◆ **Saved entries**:
start
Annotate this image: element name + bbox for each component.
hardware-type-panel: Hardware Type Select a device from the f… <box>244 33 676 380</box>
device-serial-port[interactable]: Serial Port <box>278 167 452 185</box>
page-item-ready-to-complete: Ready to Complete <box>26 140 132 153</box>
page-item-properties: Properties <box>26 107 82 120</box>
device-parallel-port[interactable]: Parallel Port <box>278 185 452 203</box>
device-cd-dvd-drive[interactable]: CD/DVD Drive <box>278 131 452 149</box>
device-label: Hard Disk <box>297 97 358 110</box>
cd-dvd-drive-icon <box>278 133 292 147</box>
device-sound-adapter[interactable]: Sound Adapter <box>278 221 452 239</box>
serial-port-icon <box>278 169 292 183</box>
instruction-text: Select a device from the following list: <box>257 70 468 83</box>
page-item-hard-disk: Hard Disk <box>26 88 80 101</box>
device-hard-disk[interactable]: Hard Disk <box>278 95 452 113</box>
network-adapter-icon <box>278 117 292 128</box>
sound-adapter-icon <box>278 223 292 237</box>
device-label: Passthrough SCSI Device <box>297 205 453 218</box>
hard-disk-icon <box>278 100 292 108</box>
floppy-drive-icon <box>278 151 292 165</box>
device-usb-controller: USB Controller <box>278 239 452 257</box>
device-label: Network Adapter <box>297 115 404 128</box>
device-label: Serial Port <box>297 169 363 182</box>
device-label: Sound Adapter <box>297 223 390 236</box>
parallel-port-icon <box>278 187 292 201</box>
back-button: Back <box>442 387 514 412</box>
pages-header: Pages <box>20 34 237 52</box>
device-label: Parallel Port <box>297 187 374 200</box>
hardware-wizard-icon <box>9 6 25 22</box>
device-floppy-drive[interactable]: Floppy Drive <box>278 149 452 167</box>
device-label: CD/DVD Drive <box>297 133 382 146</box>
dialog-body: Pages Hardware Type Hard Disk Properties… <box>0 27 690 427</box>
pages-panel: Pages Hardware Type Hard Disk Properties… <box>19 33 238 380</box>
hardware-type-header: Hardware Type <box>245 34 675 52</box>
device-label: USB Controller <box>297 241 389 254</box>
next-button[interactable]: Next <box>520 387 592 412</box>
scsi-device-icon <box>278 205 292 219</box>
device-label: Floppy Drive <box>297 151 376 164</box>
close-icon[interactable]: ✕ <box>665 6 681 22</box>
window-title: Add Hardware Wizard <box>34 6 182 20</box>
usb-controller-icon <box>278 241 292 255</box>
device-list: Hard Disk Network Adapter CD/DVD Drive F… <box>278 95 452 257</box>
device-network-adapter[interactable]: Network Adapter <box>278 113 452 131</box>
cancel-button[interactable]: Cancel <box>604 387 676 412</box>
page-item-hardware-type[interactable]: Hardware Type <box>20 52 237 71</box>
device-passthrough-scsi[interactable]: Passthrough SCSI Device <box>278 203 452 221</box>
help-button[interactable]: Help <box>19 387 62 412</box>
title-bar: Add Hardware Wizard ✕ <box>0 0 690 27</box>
end
◆ **Problem**: Print the data above line for line, without changing anything.

◆ **Right answer**:
Annotate this image: element name + bbox for each component.
hardware-type-panel: Hardware Type Select a device from the f… <box>244 33 676 380</box>
device-serial-port[interactable]: Serial Port <box>278 167 452 185</box>
page-item-ready-to-complete: Ready to Complete <box>26 140 132 153</box>
page-item-properties: Properties <box>26 107 82 120</box>
device-parallel-port[interactable]: Parallel Port <box>278 185 452 203</box>
device-cd-dvd-drive[interactable]: CD/DVD Drive <box>278 131 452 149</box>
device-label: Hard Disk <box>297 97 358 110</box>
cd-dvd-drive-icon <box>278 133 292 147</box>
device-sound-adapter[interactable]: Sound Adapter <box>278 221 452 239</box>
serial-port-icon <box>278 169 292 183</box>
instruction-text: Select a device from the following list: <box>257 70 468 83</box>
page-item-hard-disk: Hard Disk <box>26 88 80 101</box>
device-hard-disk[interactable]: Hard Disk <box>278 95 452 113</box>
network-adapter-icon <box>278 117 292 128</box>
sound-adapter-icon <box>278 223 292 237</box>
device-label: Passthrough SCSI Device <box>297 205 453 218</box>
hard-disk-icon <box>278 100 292 108</box>
floppy-drive-icon <box>278 151 292 165</box>
device-usb-controller: USB Controller <box>278 239 452 257</box>
device-label: Network Adapter <box>297 115 404 128</box>
device-label: Serial Port <box>297 169 363 182</box>
device-label: Sound Adapter <box>297 223 390 236</box>
parallel-port-icon <box>278 187 292 201</box>
back-button: Back <box>442 387 514 412</box>
pages-header: Pages <box>20 34 237 52</box>
device-label: Parallel Port <box>297 187 374 200</box>
hardware-wizard-icon <box>9 6 25 22</box>
device-floppy-drive[interactable]: Floppy Drive <box>278 149 452 167</box>
device-label: CD/DVD Drive <box>297 133 382 146</box>
dialog-body: Pages Hardware Type Hard Disk Properties… <box>0 27 690 427</box>
pages-panel: Pages Hardware Type Hard Disk Properties… <box>19 33 238 380</box>
hardware-type-header: Hardware Type <box>245 34 675 52</box>
device-label: USB Controller <box>297 241 389 254</box>
next-button[interactable]: Next <box>520 387 592 412</box>
scsi-device-icon <box>278 205 292 219</box>
device-label: Floppy Drive <box>297 151 376 164</box>
close-icon[interactable]: ✕ <box>665 6 681 22</box>
window-title: Add Hardware Wizard <box>34 6 182 20</box>
usb-controller-icon <box>278 241 292 255</box>
device-list: Hard Disk Network Adapter CD/DVD Drive F… <box>278 95 452 257</box>
device-network-adapter[interactable]: Network Adapter <box>278 113 452 131</box>
cancel-button[interactable]: Cancel <box>604 387 676 412</box>
page-item-hardware-type[interactable]: Hardware Type <box>20 52 237 71</box>
device-passthrough-scsi[interactable]: Passthrough SCSI Device <box>278 203 452 221</box>
help-button[interactable]: Help <box>19 387 62 412</box>
title-bar: Add Hardware Wizard ✕ <box>0 0 690 27</box>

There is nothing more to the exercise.